# Stated goal
In the entries below, identify every line with the string "placeholder" and copy it.

━━ Data lines

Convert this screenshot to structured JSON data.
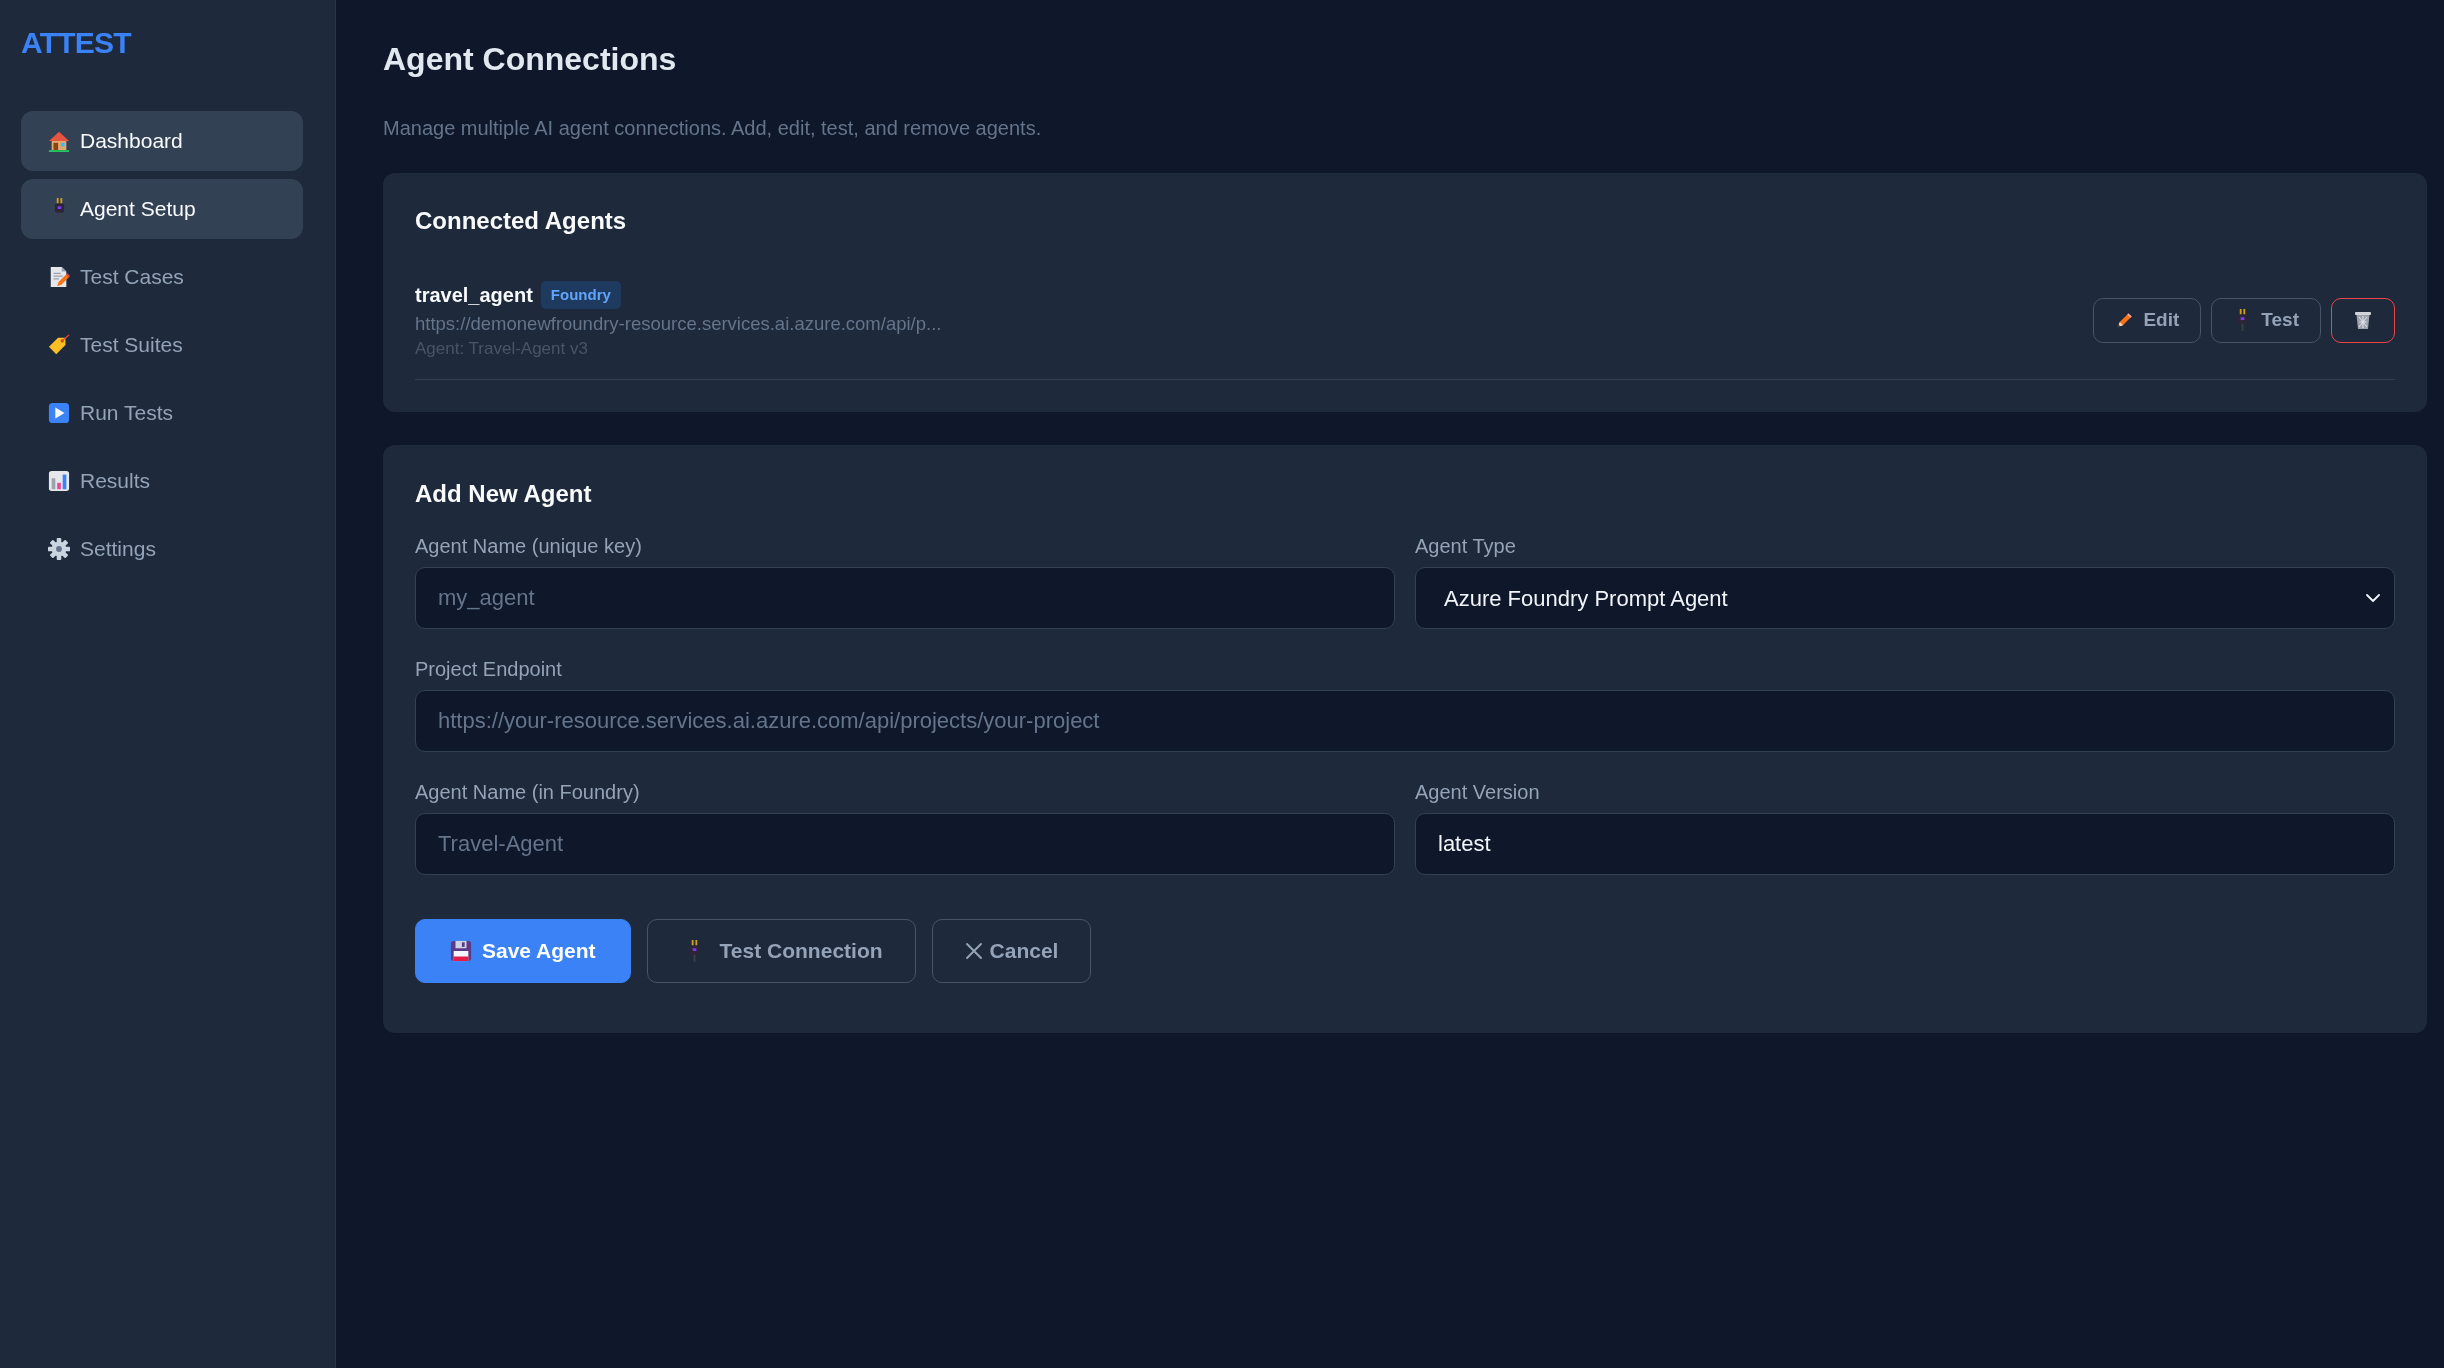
{
  "sidebar": {
    "logo": "ATTEST",
    "items": [
      {
        "label": "Dashboard",
        "selected": true
      },
      {
        "label": "Agent Setup",
        "selected": true
      },
      {
        "label": "Test Cases",
        "selected": false
      },
      {
        "label": "Test Suites",
        "selected": false
      },
      {
        "label": "Run Tests",
        "selected": false
      },
      {
        "label": "Results",
        "selected": false
      },
      {
        "label": "Settings",
        "selected": false
      }
    ]
  },
  "page": {
    "title": "Agent Connections",
    "subtitle": "Manage multiple AI agent connections. Add, edit, test, and remove agents."
  },
  "connected_agents": {
    "title": "Connected Agents",
    "agents": [
      {
        "name": "travel_agent",
        "badge": "Foundry",
        "endpoint": "https://demonewfroundry-resource.services.ai.azure.com/api/p...",
        "details": "Agent: Travel-Agent v3",
        "actions": [
          {
            "kind": "edit",
            "label": "Edit"
          },
          {
            "kind": "test",
            "label": "Test"
          },
          {
            "kind": "delete"
          }
        ]
      }
    ]
  },
  "add_agent": {
    "title": "Add New Agent",
    "rows": [
      [
        {
          "kind": "text",
          "label": "Agent Name (unique key)",
          "placeholder": "my_agent"
        },
        {
          "kind": "select",
          "label": "Agent Type",
          "value": "Azure Foundry Prompt Agent"
        }
      ],
      [
        {
          "kind": "text",
          "label": "Project Endpoint",
          "placeholder": "https://your-resource.services.ai.azure.com/api/projects/your-project"
        }
      ],
      [
        {
          "kind": "text",
          "label": "Agent Name (in Foundry)",
          "placeholder": "Travel-Agent"
        },
        {
          "kind": "text",
          "label": "Agent Version",
          "value": "latest"
        }
      ]
    ],
    "buttons": [
      {
        "kind": "save",
        "label": "Save Agent"
      },
      {
        "kind": "test",
        "label": "Test Connection"
      },
      {
        "kind": "cancel",
        "label": "Cancel"
      }
    ]
  }
}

━━━━

# Result of the exercise
          "placeholder": "my_agent"
          "placeholder": "https://your-resource.services.ai.azure.com/api/projects/your-project"
          "placeholder": "Travel-Agent"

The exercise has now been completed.